Repeat the entries below exactly as they appear, with no pictures.

BEGIN Recorded data

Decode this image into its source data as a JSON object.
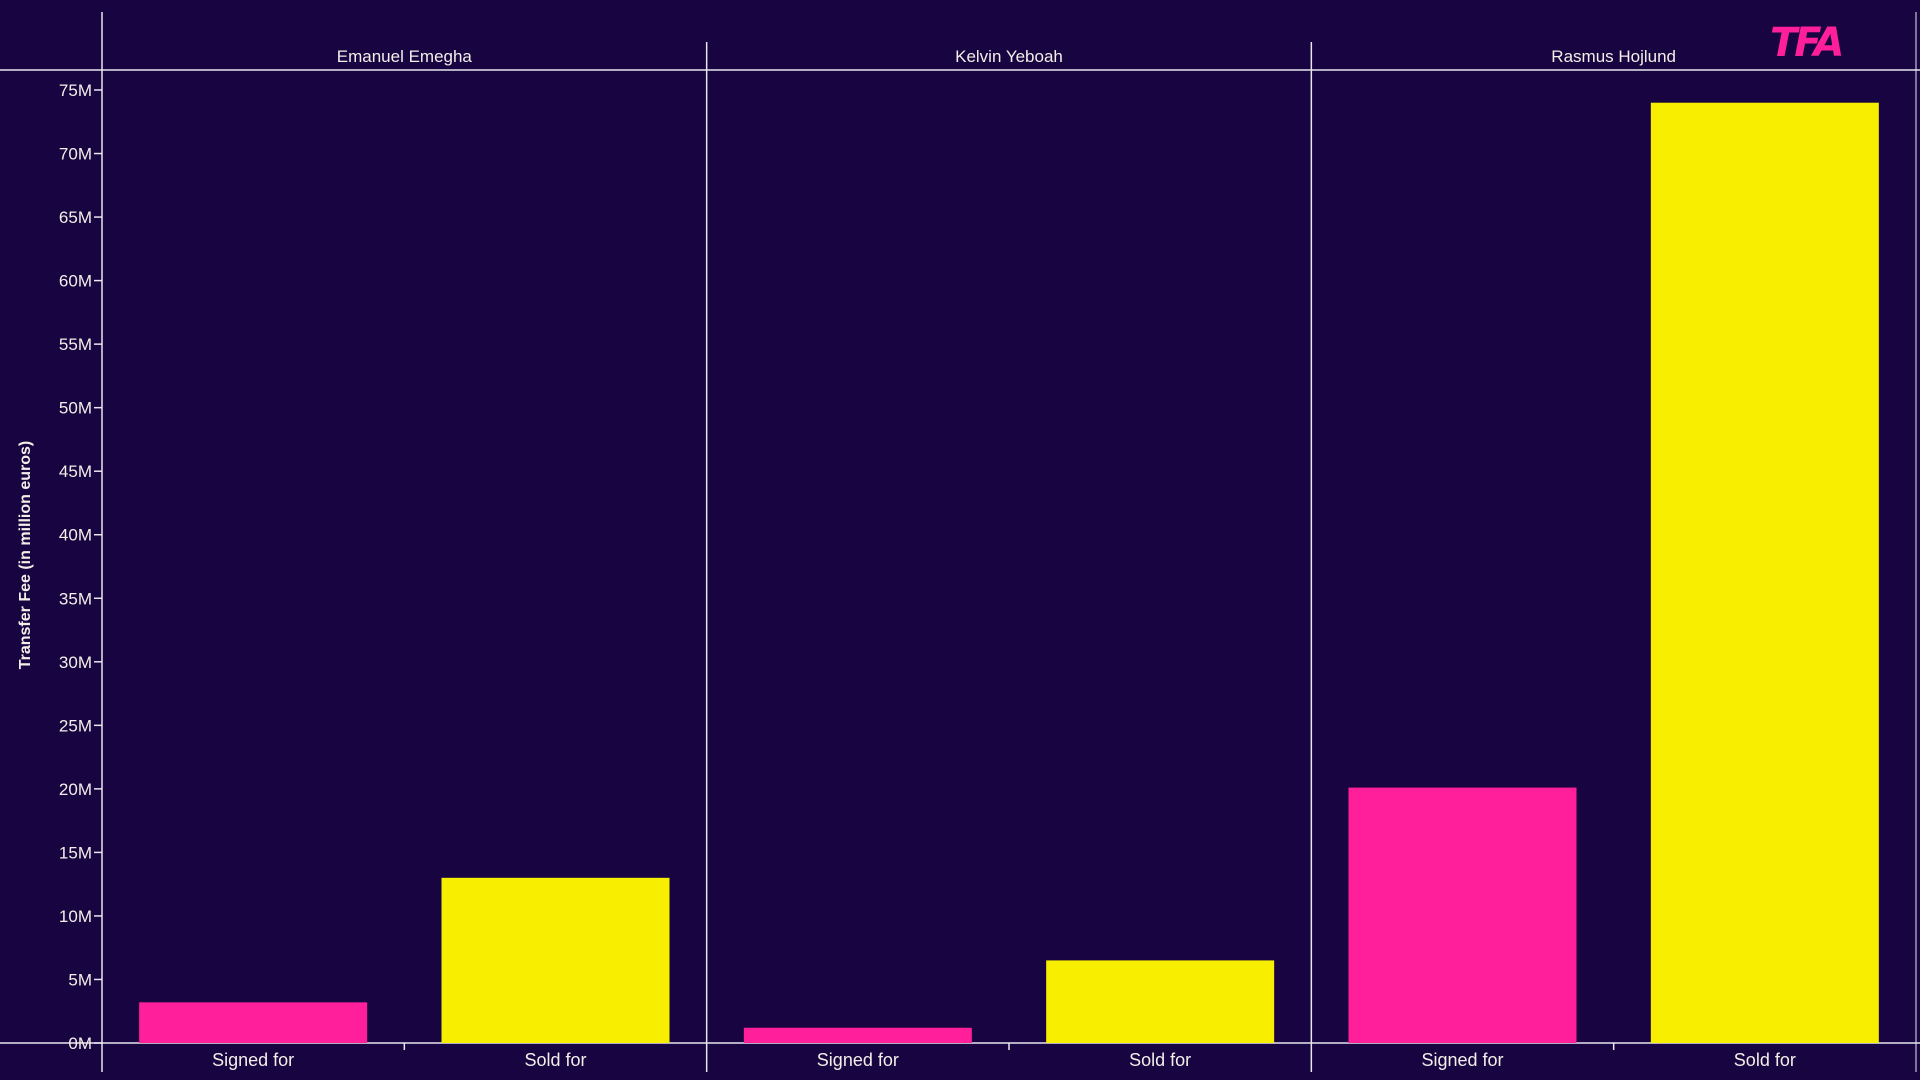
{
  "logo": {
    "text": "TFA",
    "color": "#ff1f9a"
  },
  "colors": {
    "background": "#170440",
    "axis": "#e9e6f0",
    "signed_for": "#ff1f9a",
    "sold_for": "#f7ee00"
  },
  "chart_data": {
    "type": "bar",
    "ylabel": "Transfer Fee (in million euros)",
    "ylim": [
      0,
      77.5
    ],
    "yticks": [
      "0M",
      "5M",
      "10M",
      "15M",
      "20M",
      "25M",
      "30M",
      "35M",
      "40M",
      "45M",
      "50M",
      "55M",
      "60M",
      "65M",
      "70M",
      "75M"
    ],
    "ytick_values": [
      0,
      5,
      10,
      15,
      20,
      25,
      30,
      35,
      40,
      45,
      50,
      55,
      60,
      65,
      70,
      75
    ],
    "grid": false,
    "categories": [
      "Signed for",
      "Sold for"
    ],
    "panels": [
      {
        "name": "Emanuel Emegha",
        "values": [
          3.2,
          13.0
        ]
      },
      {
        "name": "Kelvin Yeboah",
        "values": [
          1.2,
          6.5
        ]
      },
      {
        "name": "Rasmus Hojlund",
        "values": [
          20.1,
          74.0
        ]
      }
    ]
  }
}
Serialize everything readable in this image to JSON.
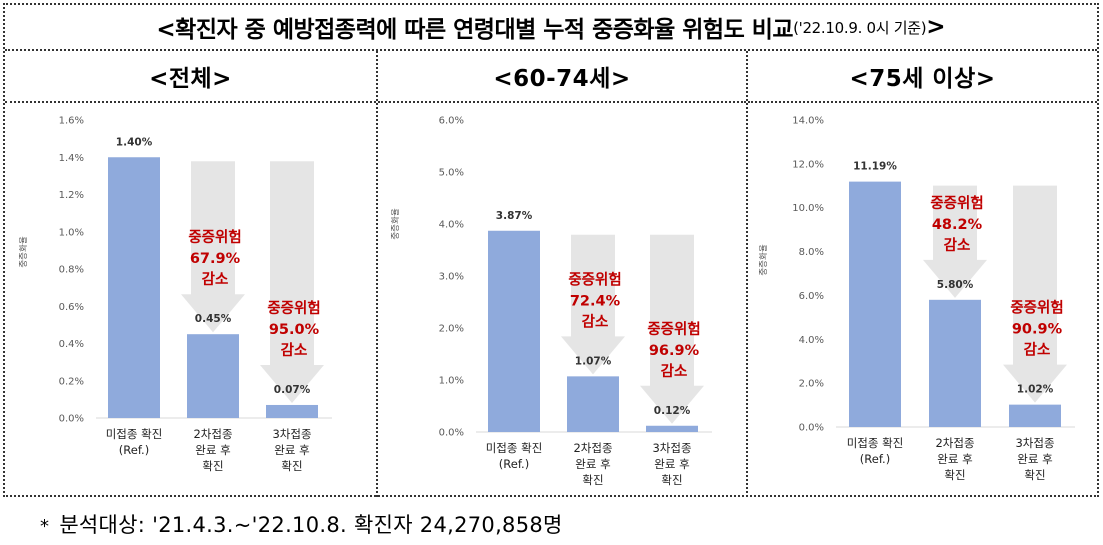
{
  "title": {
    "main": "<확진자 중 예방접종력에 따른 연령대별 누적 중증화율 위험도 비교",
    "sub": "('22.10.9. 0시 기준)",
    "end": ">"
  },
  "footnote": {
    "marker": "*",
    "text": "분석대상: '21.4.3.~'22.10.8. 확진자 24,270,858명"
  },
  "colors": {
    "bar": "#8faadc",
    "arrow": "#e5e5e5",
    "risk_text": "#c00000",
    "axis_text": "#595959"
  },
  "panels": [
    {
      "header": "<전체>",
      "ylabel": "중증화율"
    },
    {
      "header": "<60-74세>",
      "ylabel": "중증화율"
    },
    {
      "header": "<75세 이상>",
      "ylabel": "중증화율"
    }
  ],
  "chart_data": [
    {
      "type": "bar",
      "title": "<전체>",
      "ylabel": "중증화율",
      "ylim": [
        0,
        1.6
      ],
      "yticks": [
        "0.0%",
        "0.2%",
        "0.4%",
        "0.6%",
        "0.8%",
        "1.0%",
        "1.2%",
        "1.4%",
        "1.6%"
      ],
      "categories": [
        [
          "미접종 확진",
          "(Ref.)"
        ],
        [
          "2차접종",
          "완료 후",
          "확진"
        ],
        [
          "3차접종",
          "완료 후",
          "확진"
        ]
      ],
      "values": [
        1.4,
        0.45,
        0.07
      ],
      "data_labels": [
        "1.40%",
        "0.45%",
        "0.07%"
      ],
      "risk_labels": [
        null,
        [
          "중증위험",
          "67.9%",
          "감소"
        ],
        [
          "중증위험",
          "95.0%",
          "감소"
        ]
      ]
    },
    {
      "type": "bar",
      "title": "<60-74세>",
      "ylabel": "중증화율",
      "ylim": [
        0,
        6.0
      ],
      "yticks": [
        "0.0%",
        "1.0%",
        "2.0%",
        "3.0%",
        "4.0%",
        "5.0%",
        "6.0%"
      ],
      "categories": [
        [
          "미접종 확진",
          "(Ref.)"
        ],
        [
          "2차접종",
          "완료 후",
          "확진"
        ],
        [
          "3차접종",
          "완료 후",
          "확진"
        ]
      ],
      "values": [
        3.87,
        1.07,
        0.12
      ],
      "data_labels": [
        "3.87%",
        "1.07%",
        "0.12%"
      ],
      "risk_labels": [
        null,
        [
          "중증위험",
          "72.4%",
          "감소"
        ],
        [
          "중증위험",
          "96.9%",
          "감소"
        ]
      ]
    },
    {
      "type": "bar",
      "title": "<75세 이상>",
      "ylabel": "중증화율",
      "ylim": [
        0,
        14.0
      ],
      "yticks": [
        "0.0%",
        "2.0%",
        "4.0%",
        "6.0%",
        "8.0%",
        "10.0%",
        "12.0%",
        "14.0%"
      ],
      "categories": [
        [
          "미접종 확진",
          "(Ref.)"
        ],
        [
          "2차접종",
          "완료 후",
          "확진"
        ],
        [
          "3차접종",
          "완료 후",
          "확진"
        ]
      ],
      "values": [
        11.19,
        5.8,
        1.02
      ],
      "data_labels": [
        "11.19%",
        "5.80%",
        "1.02%"
      ],
      "risk_labels": [
        null,
        [
          "중증위험",
          "48.2%",
          "감소"
        ],
        [
          "중증위험",
          "90.9%",
          "감소"
        ]
      ]
    }
  ]
}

END Recorded data

## Answer below
Decode this image into its source data as a JSON object.
{
  "logo": {
    "text": "TFA",
    "color": "#ff1f9a"
  },
  "colors": {
    "background": "#170440",
    "axis": "#e9e6f0",
    "signed_for": "#ff1f9a",
    "sold_for": "#f7ee00"
  },
  "chart_data": {
    "type": "bar",
    "ylabel": "Transfer Fee (in million euros)",
    "ylim": [
      0,
      77.5
    ],
    "yticks": [
      "0M",
      "5M",
      "10M",
      "15M",
      "20M",
      "25M",
      "30M",
      "35M",
      "40M",
      "45M",
      "50M",
      "55M",
      "60M",
      "65M",
      "70M",
      "75M"
    ],
    "ytick_values": [
      0,
      5,
      10,
      15,
      20,
      25,
      30,
      35,
      40,
      45,
      50,
      55,
      60,
      65,
      70,
      75
    ],
    "grid": false,
    "categories": [
      "Signed for",
      "Sold for"
    ],
    "panels": [
      {
        "name": "Emanuel Emegha",
        "values": [
          3.2,
          13.0
        ]
      },
      {
        "name": "Kelvin Yeboah",
        "values": [
          1.2,
          6.5
        ]
      },
      {
        "name": "Rasmus Hojlund",
        "values": [
          20.1,
          74.0
        ]
      }
    ]
  }
}
Serialize everything readable in this image to JSON.
{
  "title": {
    "main": "<확진자 중 예방접종력에 따른 연령대별 누적 중증화율 위험도 비교",
    "sub": "('22.10.9. 0시 기준)",
    "end": ">"
  },
  "footnote": {
    "marker": "*",
    "text": "분석대상: '21.4.3.~'22.10.8. 확진자 24,270,858명"
  },
  "colors": {
    "bar": "#8faadc",
    "arrow": "#e5e5e5",
    "risk_text": "#c00000",
    "axis_text": "#595959"
  },
  "panels": [
    {
      "header": "<전체>",
      "ylabel": "중증화율"
    },
    {
      "header": "<60-74세>",
      "ylabel": "중증화율"
    },
    {
      "header": "<75세 이상>",
      "ylabel": "중증화율"
    }
  ],
  "chart_data": [
    {
      "type": "bar",
      "title": "<전체>",
      "ylabel": "중증화율",
      "ylim": [
        0,
        1.6
      ],
      "yticks": [
        "0.0%",
        "0.2%",
        "0.4%",
        "0.6%",
        "0.8%",
        "1.0%",
        "1.2%",
        "1.4%",
        "1.6%"
      ],
      "categories": [
        [
          "미접종 확진",
          "(Ref.)"
        ],
        [
          "2차접종",
          "완료 후",
          "확진"
        ],
        [
          "3차접종",
          "완료 후",
          "확진"
        ]
      ],
      "values": [
        1.4,
        0.45,
        0.07
      ],
      "data_labels": [
        "1.40%",
        "0.45%",
        "0.07%"
      ],
      "risk_labels": [
        null,
        [
          "중증위험",
          "67.9%",
          "감소"
        ],
        [
          "중증위험",
          "95.0%",
          "감소"
        ]
      ]
    },
    {
      "type": "bar",
      "title": "<60-74세>",
      "ylabel": "중증화율",
      "ylim": [
        0,
        6.0
      ],
      "yticks": [
        "0.0%",
        "1.0%",
        "2.0%",
        "3.0%",
        "4.0%",
        "5.0%",
        "6.0%"
      ],
      "categories": [
        [
          "미접종 확진",
          "(Ref.)"
        ],
        [
          "2차접종",
          "완료 후",
          "확진"
        ],
        [
          "3차접종",
          "완료 후",
          "확진"
        ]
      ],
      "values": [
        3.87,
        1.07,
        0.12
      ],
      "data_labels": [
        "3.87%",
        "1.07%",
        "0.12%"
      ],
      "risk_labels": [
        null,
        [
          "중증위험",
          "72.4%",
          "감소"
        ],
        [
          "중증위험",
          "96.9%",
          "감소"
        ]
      ]
    },
    {
      "type": "bar",
      "title": "<75세 이상>",
      "ylabel": "중증화율",
      "ylim": [
        0,
        14.0
      ],
      "yticks": [
        "0.0%",
        "2.0%",
        "4.0%",
        "6.0%",
        "8.0%",
        "10.0%",
        "12.0%",
        "14.0%"
      ],
      "categories": [
        [
          "미접종 확진",
          "(Ref.)"
        ],
        [
          "2차접종",
          "완료 후",
          "확진"
        ],
        [
          "3차접종",
          "완료 후",
          "확진"
        ]
      ],
      "values": [
        11.19,
        5.8,
        1.02
      ],
      "data_labels": [
        "11.19%",
        "5.80%",
        "1.02%"
      ],
      "risk_labels": [
        null,
        [
          "중증위험",
          "48.2%",
          "감소"
        ],
        [
          "중증위험",
          "90.9%",
          "감소"
        ]
      ]
    }
  ]
}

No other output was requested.